| What needs to be done |
Reproduce verbatim the lines of the entries from the line containing "343, 190, 354]" through the line containing "343, 538, 354]", with both of those lines included.

[Annotated element entries]

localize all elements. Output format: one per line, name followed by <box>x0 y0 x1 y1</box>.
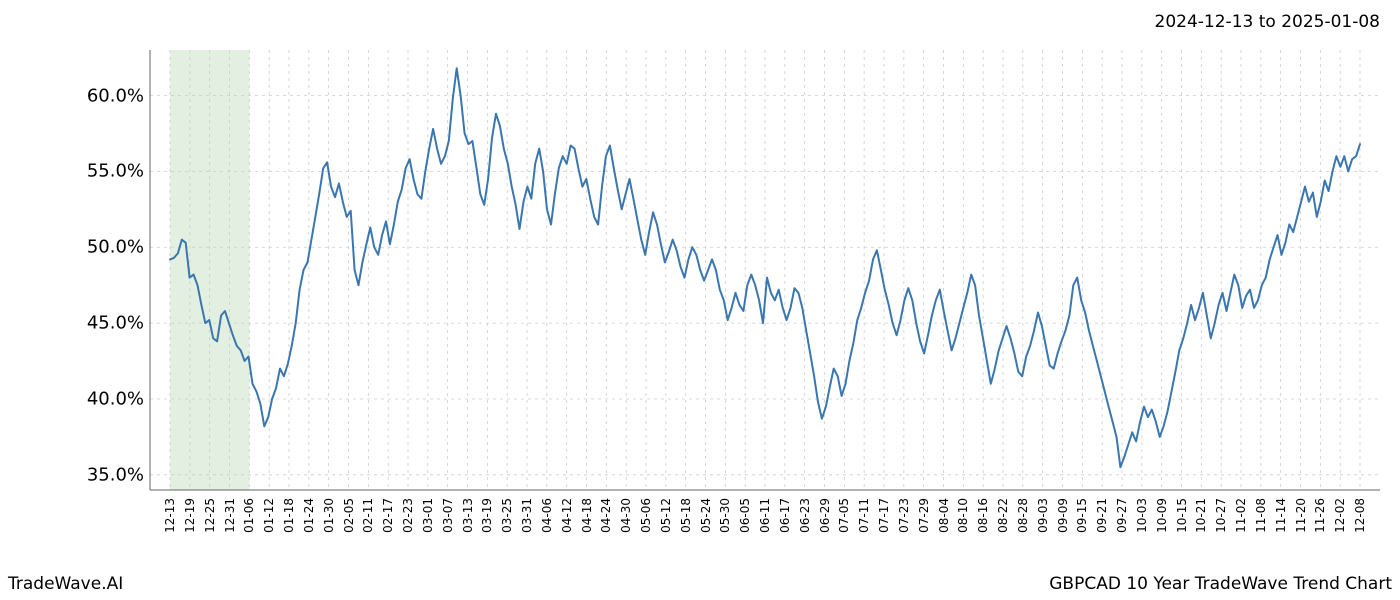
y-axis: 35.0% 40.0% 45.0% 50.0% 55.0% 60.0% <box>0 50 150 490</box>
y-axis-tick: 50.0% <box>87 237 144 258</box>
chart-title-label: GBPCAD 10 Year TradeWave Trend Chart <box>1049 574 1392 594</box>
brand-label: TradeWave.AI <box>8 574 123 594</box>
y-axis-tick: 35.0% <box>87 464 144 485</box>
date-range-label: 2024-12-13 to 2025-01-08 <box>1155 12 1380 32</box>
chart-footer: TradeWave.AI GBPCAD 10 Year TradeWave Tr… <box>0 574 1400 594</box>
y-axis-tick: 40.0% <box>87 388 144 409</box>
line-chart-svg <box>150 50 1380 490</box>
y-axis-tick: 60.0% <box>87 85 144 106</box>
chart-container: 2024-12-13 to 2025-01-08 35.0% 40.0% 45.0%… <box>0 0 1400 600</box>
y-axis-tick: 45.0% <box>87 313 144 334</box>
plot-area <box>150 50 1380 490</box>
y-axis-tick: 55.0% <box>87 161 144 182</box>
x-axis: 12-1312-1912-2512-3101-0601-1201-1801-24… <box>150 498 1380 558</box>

* * *

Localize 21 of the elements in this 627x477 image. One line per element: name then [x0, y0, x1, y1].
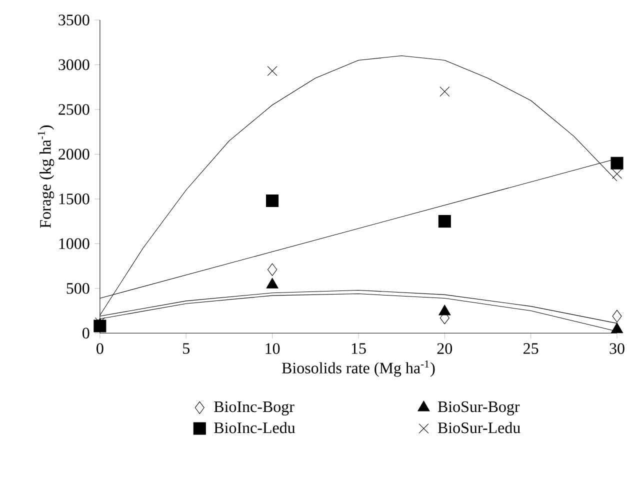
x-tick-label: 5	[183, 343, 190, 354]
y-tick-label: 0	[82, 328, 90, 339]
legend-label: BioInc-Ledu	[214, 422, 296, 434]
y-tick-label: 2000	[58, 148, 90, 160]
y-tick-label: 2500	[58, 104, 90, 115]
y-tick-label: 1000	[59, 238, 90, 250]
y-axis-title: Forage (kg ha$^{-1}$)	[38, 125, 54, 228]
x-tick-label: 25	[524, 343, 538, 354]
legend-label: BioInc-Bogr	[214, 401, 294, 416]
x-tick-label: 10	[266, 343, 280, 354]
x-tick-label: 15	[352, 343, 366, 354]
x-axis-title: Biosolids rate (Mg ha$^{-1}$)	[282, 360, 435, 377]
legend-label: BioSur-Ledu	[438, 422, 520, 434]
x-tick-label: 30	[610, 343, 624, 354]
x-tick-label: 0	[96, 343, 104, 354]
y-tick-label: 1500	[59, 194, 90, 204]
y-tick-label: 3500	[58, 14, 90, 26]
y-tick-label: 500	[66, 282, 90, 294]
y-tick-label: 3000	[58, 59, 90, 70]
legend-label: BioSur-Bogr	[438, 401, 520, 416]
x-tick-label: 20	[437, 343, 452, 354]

--

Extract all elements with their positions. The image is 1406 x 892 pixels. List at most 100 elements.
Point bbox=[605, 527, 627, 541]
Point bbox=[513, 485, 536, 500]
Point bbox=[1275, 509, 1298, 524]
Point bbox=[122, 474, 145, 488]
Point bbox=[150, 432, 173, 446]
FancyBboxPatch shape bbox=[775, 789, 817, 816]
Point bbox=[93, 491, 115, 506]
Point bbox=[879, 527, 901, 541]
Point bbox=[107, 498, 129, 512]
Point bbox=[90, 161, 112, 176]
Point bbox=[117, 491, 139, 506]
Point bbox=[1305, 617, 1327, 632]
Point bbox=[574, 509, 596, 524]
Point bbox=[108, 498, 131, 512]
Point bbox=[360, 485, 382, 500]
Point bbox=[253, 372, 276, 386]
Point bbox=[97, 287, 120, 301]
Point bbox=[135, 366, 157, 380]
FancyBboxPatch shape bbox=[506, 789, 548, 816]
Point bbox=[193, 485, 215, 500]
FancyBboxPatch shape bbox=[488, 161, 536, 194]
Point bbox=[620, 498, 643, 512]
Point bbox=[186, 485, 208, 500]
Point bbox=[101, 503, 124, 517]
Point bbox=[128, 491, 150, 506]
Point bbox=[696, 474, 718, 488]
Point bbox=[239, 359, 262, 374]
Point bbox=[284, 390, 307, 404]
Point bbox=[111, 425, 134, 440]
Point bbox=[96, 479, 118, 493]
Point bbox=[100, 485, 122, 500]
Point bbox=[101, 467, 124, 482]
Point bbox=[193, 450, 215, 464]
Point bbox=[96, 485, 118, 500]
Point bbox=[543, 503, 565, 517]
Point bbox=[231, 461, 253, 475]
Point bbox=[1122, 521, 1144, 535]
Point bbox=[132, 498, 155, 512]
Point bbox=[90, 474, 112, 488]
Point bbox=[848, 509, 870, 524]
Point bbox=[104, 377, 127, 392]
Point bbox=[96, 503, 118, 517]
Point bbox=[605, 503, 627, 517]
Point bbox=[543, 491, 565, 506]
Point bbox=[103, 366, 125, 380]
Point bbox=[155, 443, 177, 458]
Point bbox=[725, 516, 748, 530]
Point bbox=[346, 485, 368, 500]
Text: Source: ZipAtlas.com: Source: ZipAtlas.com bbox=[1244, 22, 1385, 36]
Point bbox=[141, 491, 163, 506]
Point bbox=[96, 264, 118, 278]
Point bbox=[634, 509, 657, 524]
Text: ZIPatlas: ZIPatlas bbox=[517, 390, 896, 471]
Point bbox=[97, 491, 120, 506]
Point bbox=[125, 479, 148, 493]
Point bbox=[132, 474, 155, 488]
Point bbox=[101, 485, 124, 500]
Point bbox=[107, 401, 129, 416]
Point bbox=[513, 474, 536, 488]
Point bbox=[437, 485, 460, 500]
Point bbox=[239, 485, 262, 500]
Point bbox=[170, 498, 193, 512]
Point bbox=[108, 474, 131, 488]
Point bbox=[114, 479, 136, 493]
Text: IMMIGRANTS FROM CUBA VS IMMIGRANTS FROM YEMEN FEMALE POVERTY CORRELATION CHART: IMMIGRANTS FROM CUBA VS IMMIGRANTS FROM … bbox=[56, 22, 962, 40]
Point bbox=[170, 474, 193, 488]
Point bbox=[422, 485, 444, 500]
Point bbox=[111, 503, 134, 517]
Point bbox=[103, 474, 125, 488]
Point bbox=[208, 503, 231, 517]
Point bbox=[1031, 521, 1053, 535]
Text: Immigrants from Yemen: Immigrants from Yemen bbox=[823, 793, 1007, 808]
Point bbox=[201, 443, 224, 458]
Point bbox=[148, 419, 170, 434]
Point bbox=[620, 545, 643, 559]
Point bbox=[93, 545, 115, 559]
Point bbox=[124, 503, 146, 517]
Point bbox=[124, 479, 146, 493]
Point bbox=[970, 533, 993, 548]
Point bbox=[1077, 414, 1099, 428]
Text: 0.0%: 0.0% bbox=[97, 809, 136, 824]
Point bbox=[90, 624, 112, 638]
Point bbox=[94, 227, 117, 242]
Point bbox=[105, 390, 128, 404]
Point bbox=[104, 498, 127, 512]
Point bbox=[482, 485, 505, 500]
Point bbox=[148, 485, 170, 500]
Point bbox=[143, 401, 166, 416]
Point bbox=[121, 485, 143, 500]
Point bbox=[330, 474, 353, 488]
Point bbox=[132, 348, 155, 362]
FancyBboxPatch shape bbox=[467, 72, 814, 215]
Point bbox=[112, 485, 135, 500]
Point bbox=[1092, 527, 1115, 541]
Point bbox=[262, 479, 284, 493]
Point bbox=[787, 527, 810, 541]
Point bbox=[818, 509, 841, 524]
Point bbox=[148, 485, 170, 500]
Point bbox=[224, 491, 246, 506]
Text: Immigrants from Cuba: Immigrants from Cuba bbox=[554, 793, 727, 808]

| Exercise solution |
x-tick-label: 5	[183, 343, 190, 354]
y-tick-label: 0	[82, 328, 90, 339]
legend-label: BioInc-Ledu	[214, 422, 296, 434]
y-tick-label: 2000	[58, 148, 90, 160]
y-tick-label: 2500	[58, 104, 90, 115]
y-tick-label: 1000	[59, 238, 90, 250]
y-axis-title: Forage (kg ha$^{-1}$)	[38, 125, 54, 228]
x-tick-label: 25	[524, 343, 538, 354]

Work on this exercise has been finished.